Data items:

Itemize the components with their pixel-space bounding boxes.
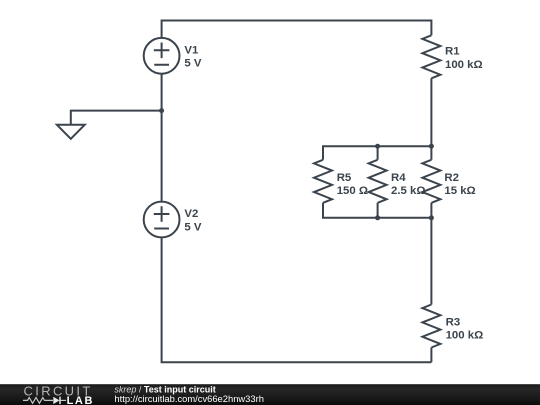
svg-text:150 Ω: 150 Ω [337, 185, 368, 197]
svg-text:15 kΩ: 15 kΩ [444, 185, 475, 197]
svg-text:R3: R3 [446, 316, 461, 328]
svg-text:R4: R4 [391, 172, 406, 184]
svg-text:2.5 kΩ: 2.5 kΩ [391, 185, 425, 197]
svg-text:LAB: LAB [67, 395, 94, 405]
svg-text:R2: R2 [444, 172, 459, 184]
svg-text:V2: V2 [184, 208, 198, 220]
svg-text:V1: V1 [184, 44, 199, 56]
svg-text:5 V: 5 V [184, 221, 201, 233]
svg-text:R1: R1 [445, 46, 460, 58]
svg-text:5 V: 5 V [184, 58, 201, 70]
svg-text:100 kΩ: 100 kΩ [446, 330, 484, 342]
svg-text:100 kΩ: 100 kΩ [445, 59, 483, 71]
svg-text:http://circuitlab.com/cv66e2hn: http://circuitlab.com/cv66e2hnw33rh [114, 393, 264, 404]
svg-text:R5: R5 [337, 172, 352, 184]
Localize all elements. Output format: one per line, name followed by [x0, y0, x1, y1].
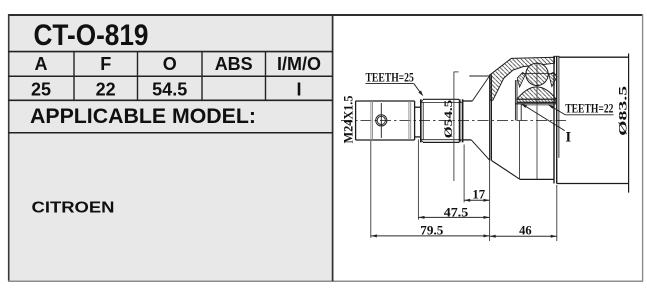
svg-text:I: I: [566, 129, 572, 145]
svg-text:CT-O-819: CT-O-819: [34, 19, 149, 52]
svg-text:A: A: [35, 54, 48, 74]
svg-text:Ø54.5: Ø54.5: [443, 99, 455, 138]
svg-text:54.5: 54.5: [152, 79, 187, 99]
svg-text:ABS: ABS: [215, 54, 253, 74]
svg-text:22: 22: [96, 79, 116, 99]
svg-text:TEETH=22: TEETH=22: [565, 102, 613, 116]
svg-text:I: I: [296, 79, 301, 99]
svg-text:46: 46: [519, 223, 532, 237]
svg-text:25: 25: [31, 79, 51, 99]
svg-text:F: F: [100, 54, 111, 74]
svg-text:APPLICABLE MODEL:: APPLICABLE MODEL:: [30, 104, 256, 128]
svg-text:O: O: [163, 54, 177, 74]
svg-text:M24X1.5: M24X1.5: [342, 96, 356, 144]
svg-text:CITROEN: CITROEN: [32, 199, 115, 216]
svg-text:47.5: 47.5: [444, 206, 469, 220]
svg-text:Ø83.5: Ø83.5: [618, 85, 630, 135]
svg-text:79.5: 79.5: [420, 224, 443, 238]
svg-text:I/M/O: I/M/O: [277, 54, 321, 74]
svg-text:17: 17: [472, 188, 485, 202]
svg-text:TEETH=25: TEETH=25: [366, 71, 414, 85]
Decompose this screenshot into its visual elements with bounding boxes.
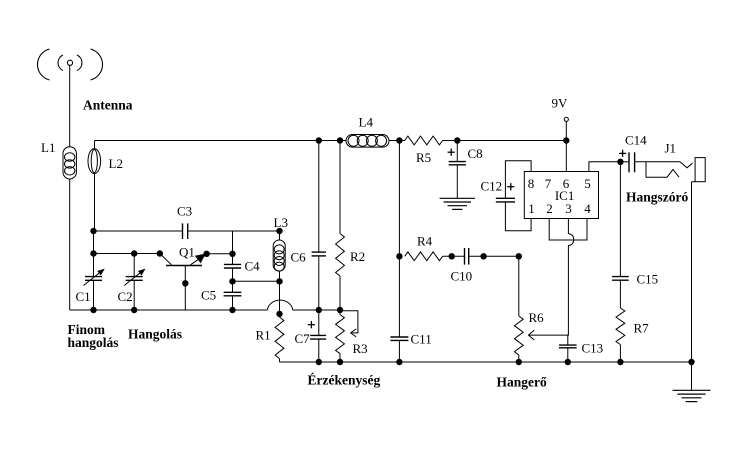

## What to do:
Show every line in the entries above that contains the string "TEETH".

## Finished exercise:
svg-text:TEETH=22: TEETH=22: [565, 102, 613, 116]
svg-text:TEETH=25: TEETH=25: [366, 71, 414, 85]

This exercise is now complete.